• **Task to carry out**
Below is a block of data; give all of it again word for word.

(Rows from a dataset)
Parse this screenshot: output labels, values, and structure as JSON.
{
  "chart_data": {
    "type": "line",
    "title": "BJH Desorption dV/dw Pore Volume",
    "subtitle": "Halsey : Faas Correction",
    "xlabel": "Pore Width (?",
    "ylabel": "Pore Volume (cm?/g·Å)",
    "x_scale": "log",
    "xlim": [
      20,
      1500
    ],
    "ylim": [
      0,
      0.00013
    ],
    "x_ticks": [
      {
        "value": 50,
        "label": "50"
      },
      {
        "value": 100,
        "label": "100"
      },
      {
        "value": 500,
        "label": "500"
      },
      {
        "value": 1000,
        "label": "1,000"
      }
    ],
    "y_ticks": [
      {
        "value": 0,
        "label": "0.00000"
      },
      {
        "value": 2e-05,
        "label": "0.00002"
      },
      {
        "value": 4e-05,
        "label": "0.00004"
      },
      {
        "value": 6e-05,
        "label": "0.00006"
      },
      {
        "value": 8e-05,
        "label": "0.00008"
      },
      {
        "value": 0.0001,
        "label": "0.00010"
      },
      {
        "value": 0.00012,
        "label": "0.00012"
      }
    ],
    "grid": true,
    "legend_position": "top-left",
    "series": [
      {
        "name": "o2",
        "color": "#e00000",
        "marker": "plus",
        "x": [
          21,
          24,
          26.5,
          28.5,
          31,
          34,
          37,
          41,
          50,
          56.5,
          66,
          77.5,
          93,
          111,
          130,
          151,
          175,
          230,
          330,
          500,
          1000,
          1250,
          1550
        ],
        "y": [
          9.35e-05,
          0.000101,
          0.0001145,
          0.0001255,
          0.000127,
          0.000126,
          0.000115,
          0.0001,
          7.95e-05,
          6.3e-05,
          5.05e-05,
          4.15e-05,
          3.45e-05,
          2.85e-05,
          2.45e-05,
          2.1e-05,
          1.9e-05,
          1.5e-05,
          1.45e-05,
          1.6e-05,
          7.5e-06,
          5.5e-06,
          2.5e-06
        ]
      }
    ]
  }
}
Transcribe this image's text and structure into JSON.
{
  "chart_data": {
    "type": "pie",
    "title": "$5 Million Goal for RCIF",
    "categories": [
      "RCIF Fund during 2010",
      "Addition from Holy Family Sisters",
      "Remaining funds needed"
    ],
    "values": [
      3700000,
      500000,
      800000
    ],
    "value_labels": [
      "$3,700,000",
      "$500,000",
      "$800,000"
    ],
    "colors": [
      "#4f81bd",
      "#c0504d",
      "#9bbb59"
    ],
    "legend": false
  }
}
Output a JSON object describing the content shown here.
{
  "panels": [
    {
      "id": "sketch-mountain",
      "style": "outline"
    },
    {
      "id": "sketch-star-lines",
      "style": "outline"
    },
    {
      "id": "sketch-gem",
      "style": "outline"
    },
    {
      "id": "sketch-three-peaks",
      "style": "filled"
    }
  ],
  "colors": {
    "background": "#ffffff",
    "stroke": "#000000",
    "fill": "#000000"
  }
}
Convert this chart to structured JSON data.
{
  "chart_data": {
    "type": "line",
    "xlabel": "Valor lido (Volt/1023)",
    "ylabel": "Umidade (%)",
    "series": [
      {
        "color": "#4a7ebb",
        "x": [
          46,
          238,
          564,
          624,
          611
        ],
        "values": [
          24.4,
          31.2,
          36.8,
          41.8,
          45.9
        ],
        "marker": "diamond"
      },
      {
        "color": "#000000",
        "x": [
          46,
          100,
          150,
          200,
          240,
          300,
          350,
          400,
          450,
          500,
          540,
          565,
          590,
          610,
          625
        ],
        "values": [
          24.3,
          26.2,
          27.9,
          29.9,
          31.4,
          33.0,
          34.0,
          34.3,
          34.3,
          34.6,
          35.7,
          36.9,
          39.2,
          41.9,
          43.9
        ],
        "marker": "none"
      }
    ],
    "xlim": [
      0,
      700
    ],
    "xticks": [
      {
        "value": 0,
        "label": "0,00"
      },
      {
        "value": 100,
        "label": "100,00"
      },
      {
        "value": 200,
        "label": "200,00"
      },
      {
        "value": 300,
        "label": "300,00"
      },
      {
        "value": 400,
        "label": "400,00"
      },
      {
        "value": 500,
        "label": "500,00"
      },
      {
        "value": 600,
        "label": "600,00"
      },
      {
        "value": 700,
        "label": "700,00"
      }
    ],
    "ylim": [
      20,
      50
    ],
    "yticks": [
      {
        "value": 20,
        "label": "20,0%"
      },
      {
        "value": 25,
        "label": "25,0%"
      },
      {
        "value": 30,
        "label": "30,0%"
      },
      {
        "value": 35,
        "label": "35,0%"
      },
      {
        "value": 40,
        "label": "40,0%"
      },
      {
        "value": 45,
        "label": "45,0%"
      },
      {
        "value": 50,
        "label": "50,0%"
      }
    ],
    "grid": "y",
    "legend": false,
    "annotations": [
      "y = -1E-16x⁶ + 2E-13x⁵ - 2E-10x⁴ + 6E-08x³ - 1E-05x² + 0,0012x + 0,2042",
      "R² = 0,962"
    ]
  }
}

• **Output**
Parse this screenshot: output labels, values, and structure as JSON.
{
  "chart_data": {
    "type": "line",
    "title": "BJH Desorption dV/dw Pore Volume",
    "subtitle": "Halsey : Faas Correction",
    "xlabel": "Pore Width (?",
    "ylabel": "Pore Volume (cm?/g·Å)",
    "x_scale": "log",
    "xlim": [
      20,
      1500
    ],
    "ylim": [
      0,
      0.00013
    ],
    "x_ticks": [
      {
        "value": 50,
        "label": "50"
      },
      {
        "value": 100,
        "label": "100"
      },
      {
        "value": 500,
        "label": "500"
      },
      {
        "value": 1000,
        "label": "1,000"
      }
    ],
    "y_ticks": [
      {
        "value": 0,
        "label": "0.00000"
      },
      {
        "value": 2e-05,
        "label": "0.00002"
      },
      {
        "value": 4e-05,
        "label": "0.00004"
      },
      {
        "value": 6e-05,
        "label": "0.00006"
      },
      {
        "value": 8e-05,
        "label": "0.00008"
      },
      {
        "value": 0.0001,
        "label": "0.00010"
      },
      {
        "value": 0.00012,
        "label": "0.00012"
      }
    ],
    "grid": true,
    "legend_position": "top-left",
    "series": [
      {
        "name": "o2",
        "color": "#e00000",
        "marker": "plus",
        "x": [
          21,
          24,
          26.5,
          28.5,
          31,
          34,
          37,
          41,
          50,
          56.5,
          66,
          77.5,
          93,
          111,
          130,
          151,
          175,
          230,
          330,
          500,
          1000,
          1250,
          1550
        ],
        "y": [
          9.35e-05,
          0.000101,
          0.0001145,
          0.0001255,
          0.000127,
          0.000126,
          0.000115,
          0.0001,
          7.95e-05,
          6.3e-05,
          5.05e-05,
          4.15e-05,
          3.45e-05,
          2.85e-05,
          2.45e-05,
          2.1e-05,
          1.9e-05,
          1.5e-05,
          1.45e-05,
          1.6e-05,
          7.5e-06,
          5.5e-06,
          2.5e-06
        ]
      }
    ]
  }
}
Transcribe this image's text and structure into JSON.
{
  "chart_data": {
    "type": "pie",
    "title": "$5 Million Goal for RCIF",
    "categories": [
      "RCIF Fund during 2010",
      "Addition from Holy Family Sisters",
      "Remaining funds needed"
    ],
    "values": [
      3700000,
      500000,
      800000
    ],
    "value_labels": [
      "$3,700,000",
      "$500,000",
      "$800,000"
    ],
    "colors": [
      "#4f81bd",
      "#c0504d",
      "#9bbb59"
    ],
    "legend": false
  }
}
Output a JSON object describing the content shown here.
{
  "panels": [
    {
      "id": "sketch-mountain",
      "style": "outline"
    },
    {
      "id": "sketch-star-lines",
      "style": "outline"
    },
    {
      "id": "sketch-gem",
      "style": "outline"
    },
    {
      "id": "sketch-three-peaks",
      "style": "filled"
    }
  ],
  "colors": {
    "background": "#ffffff",
    "stroke": "#000000",
    "fill": "#000000"
  }
}
Convert this chart to structured JSON data.
{
  "chart_data": {
    "type": "line",
    "xlabel": "Valor lido (Volt/1023)",
    "ylabel": "Umidade (%)",
    "series": [
      {
        "color": "#4a7ebb",
        "x": [
          46,
          238,
          564,
          624,
          611
        ],
        "values": [
          24.4,
          31.2,
          36.8,
          41.8,
          45.9
        ],
        "marker": "diamond"
      },
      {
        "color": "#000000",
        "x": [
          46,
          100,
          150,
          200,
          240,
          300,
          350,
          400,
          450,
          500,
          540,
          565,
          590,
          610,
          625
        ],
        "values": [
          24.3,
          26.2,
          27.9,
          29.9,
          31.4,
          33.0,
          34.0,
          34.3,
          34.3,
          34.6,
          35.7,
          36.9,
          39.2,
          41.9,
          43.9
        ],
        "marker": "none"
      }
    ],
    "xlim": [
      0,
      700
    ],
    "xticks": [
      {
        "value": 0,
        "label": "0,00"
      },
      {
        "value": 100,
        "label": "100,00"
      },
      {
        "value": 200,
        "label": "200,00"
      },
      {
        "value": 300,
        "label": "300,00"
      },
      {
        "value": 400,
        "label": "400,00"
      },
      {
        "value": 500,
        "label": "500,00"
      },
      {
        "value": 600,
        "label": "600,00"
      },
      {
        "value": 700,
        "label": "700,00"
      }
    ],
    "ylim": [
      20,
      50
    ],
    "yticks": [
      {
        "value": 20,
        "label": "20,0%"
      },
      {
        "value": 25,
        "label": "25,0%"
      },
      {
        "value": 30,
        "label": "30,0%"
      },
      {
        "value": 35,
        "label": "35,0%"
      },
      {
        "value": 40,
        "label": "40,0%"
      },
      {
        "value": 45,
        "label": "45,0%"
      },
      {
        "value": 50,
        "label": "50,0%"
      }
    ],
    "grid": "y",
    "legend": false,
    "annotations": [
      "y = -1E-16x⁶ + 2E-13x⁵ - 2E-10x⁴ + 6E-08x³ - 1E-05x² + 0,0012x + 0,2042",
      "R² = 0,962"
    ]
  }
}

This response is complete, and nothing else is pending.